## [Task prompt]
Copy all of the material word for word, except for the pictures.

## [Task input]
((
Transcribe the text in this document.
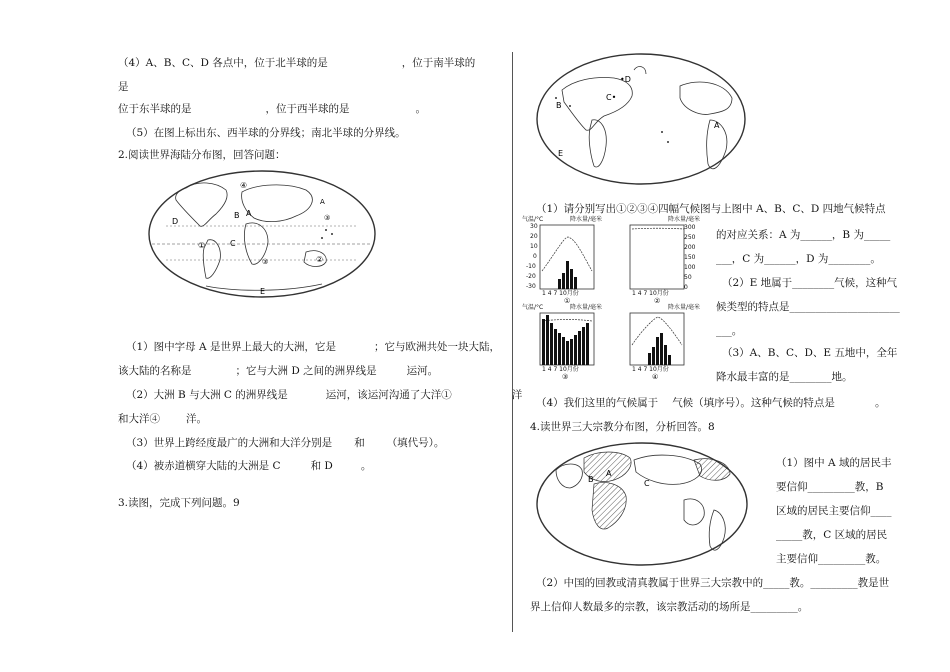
（4）A、B、C、D 各点中，位于北半球的是	，位于南半球的
是
位于东半球的是	，位于西半球的是	。
（5）在图上标出东、西半球的分界线；南北半球的分界线。
2.阅读世界海陆分布图，回答问题：
④
A
③
D
B A
C
①
②
③
E
（1）图中字母 A 是世界上最大的大洲，它是	；它与欧洲共处一块大陆，
该大陆的名称是	；它与大洲 D 之间的洲界线是	运河。
（2）大洲 B 与大洲 C 的洲界线是	运河，该运河沟通了大洋①	洋
和大洋④ 洋。
（3）世界上跨经度最广的大洲和大洋分别是 和 （填代号）。
（4）被赤道横穿大陆的大洲是 C	和 D	。
3.读图，完成下列问题。9
•D
C•
B
A
E
气温/°C	降水量/毫米
30
20
10
0
-10
-20
-30
1 4 7 10月份
①
降水量/毫米
300
250
200
150
100
50
0
1 4 7 10月份
②
气温/°C	降水量/毫米
1 4 7 10月份
③
降水量/毫米
1 4 7 10月份
④
（1）请分别写出①②③④四幅气候图与上图中 A、B、C、D 四地气候特点
的对应关系：A 为______，B 为_____
___，C 为______，D 为________。
（2）E 地属于________气候，这种气
候类型的特点是_____________________
___。
（3）A、B、C、D、E 五地中，全年
降水最丰富的是________地。
（4）我们这里的气候属于 气候（填序号）。这种气候的特点是	。
4.读世界三大宗教分布图，分析回答。8
B
A
C
（1）图中 A 域的居民丰
要信仰_________教，B
区域的居民主要信仰____
_____教，C 区域的居民
主要信仰_________教。
（2）中国的回教或清真教属于世界三大宗教中的_____教。_________教是世
界上信仰人数最多的宗教，该宗教活动的场所是_________。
))
## [Worked answer]
Transcribe the text in this document.
（4）A、B、C、D 各点中，位于北半球的是	，位于南半球的
是
位于东半球的是	，位于西半球的是	。
（5）在图上标出东、西半球的分界线；南北半球的分界线。
2.阅读世界海陆分布图，回答问题：
④
A
③
D
B A
C
①
②
③
E
（1）图中字母 A 是世界上最大的大洲，它是	；它与欧洲共处一块大陆，
该大陆的名称是	；它与大洲 D 之间的洲界线是	运河。
（2）大洲 B 与大洲 C 的洲界线是	运河，该运河沟通了大洋①	洋
和大洋④ 洋。
（3）世界上跨经度最广的大洲和大洋分别是 和 （填代号）。
（4）被赤道横穿大陆的大洲是 C	和 D	。
3.读图，完成下列问题。9
•D
C•
B
A
E
气温/°C	降水量/毫米
30
20
10
0
-10
-20
-30
1 4 7 10月份
①
降水量/毫米
300
250
200
150
100
50
0
1 4 7 10月份
②
气温/°C	降水量/毫米
1 4 7 10月份
③
降水量/毫米
1 4 7 10月份
④
（1）请分别写出①②③④四幅气候图与上图中 A、B、C、D 四地气候特点
的对应关系：A 为______，B 为_____
___，C 为______，D 为________。
（2）E 地属于________气候，这种气
候类型的特点是_____________________
___。
（3）A、B、C、D、E 五地中，全年
降水最丰富的是________地。
（4）我们这里的气候属于 气候（填序号）。这种气候的特点是	。
4.读世界三大宗教分布图，分析回答。8
B
A
C
（1）图中 A 域的居民丰
要信仰_________教，B
区域的居民主要信仰____
_____教，C 区域的居民
主要信仰_________教。
（2）中国的回教或清真教属于世界三大宗教中的_____教。_________教是世
界上信仰人数最多的宗教，该宗教活动的场所是_________。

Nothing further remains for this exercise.